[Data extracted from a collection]
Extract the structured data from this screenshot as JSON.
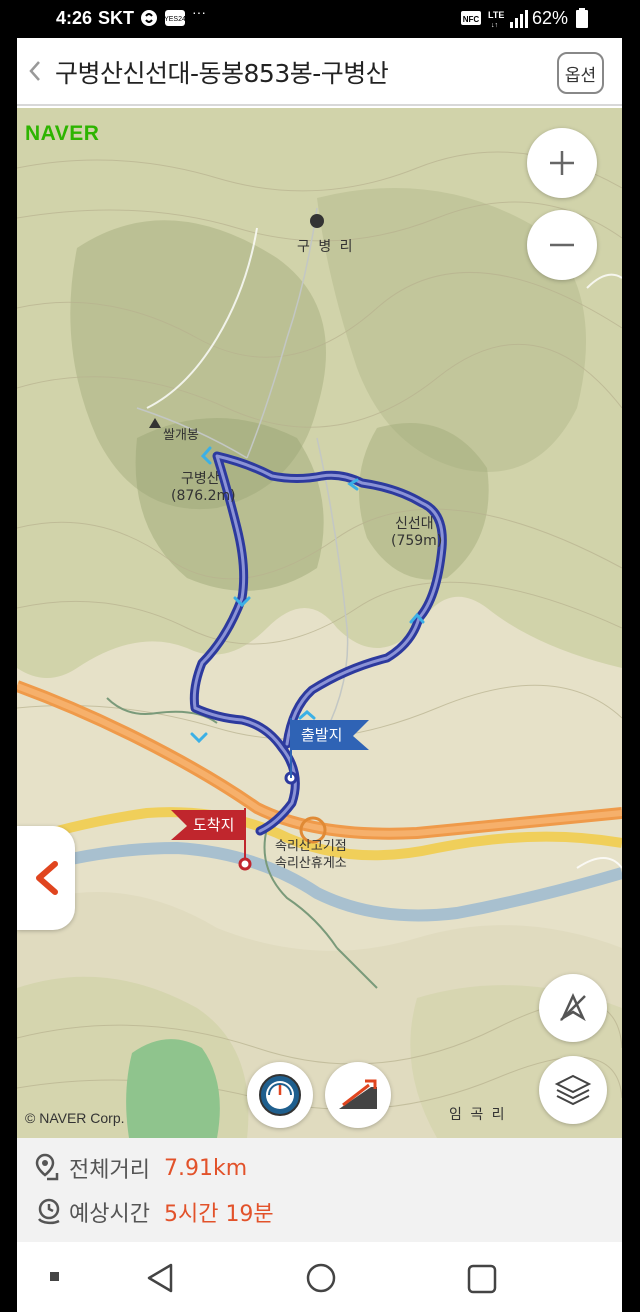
{
  "status_bar": {
    "time": "4:26",
    "carrier": "SKT",
    "battery": "62%"
  },
  "header": {
    "title": "구병산신선대-동봉853봉-구병산",
    "options_label": "옵션"
  },
  "map": {
    "provider_logo": "NAVER",
    "copyright": "© NAVER Corp.",
    "labels": {
      "village_north": "구 병 리",
      "peak_ssalgae": "쌀개봉",
      "peak_gubyeong_name": "구병산",
      "peak_gubyeong_height": "(876.2m)",
      "peak_sinseondae_name": "신선대",
      "peak_sinseondae_height": "(759m)",
      "rest_area_line1": "속리산고기점",
      "rest_area_line2": "속리산휴게소",
      "village_south": "임 곡 리"
    },
    "start_flag": "출발지",
    "end_flag": "도착지",
    "route_color": "#2d3a9e",
    "start_flag_color": "#2f63b5",
    "end_flag_color": "#c0262d"
  },
  "info": {
    "distance_label": "전체거리",
    "distance_value": "7.91km",
    "time_label": "예상시간",
    "time_value": "5시간 19분"
  }
}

Given exercise: Go through the data above and transcribe it in full, omitting any image.

Exercise result:
Extract the structured data from this screenshot as JSON.
{
  "status_bar": {
    "time": "4:26",
    "carrier": "SKT",
    "battery": "62%"
  },
  "header": {
    "title": "구병산신선대-동봉853봉-구병산",
    "options_label": "옵션"
  },
  "map": {
    "provider_logo": "NAVER",
    "copyright": "© NAVER Corp.",
    "labels": {
      "village_north": "구 병 리",
      "peak_ssalgae": "쌀개봉",
      "peak_gubyeong_name": "구병산",
      "peak_gubyeong_height": "(876.2m)",
      "peak_sinseondae_name": "신선대",
      "peak_sinseondae_height": "(759m)",
      "rest_area_line1": "속리산고기점",
      "rest_area_line2": "속리산휴게소",
      "village_south": "임 곡 리"
    },
    "start_flag": "출발지",
    "end_flag": "도착지",
    "route_color": "#2d3a9e",
    "start_flag_color": "#2f63b5",
    "end_flag_color": "#c0262d"
  },
  "info": {
    "distance_label": "전체거리",
    "distance_value": "7.91km",
    "time_label": "예상시간",
    "time_value": "5시간 19분"
  }
}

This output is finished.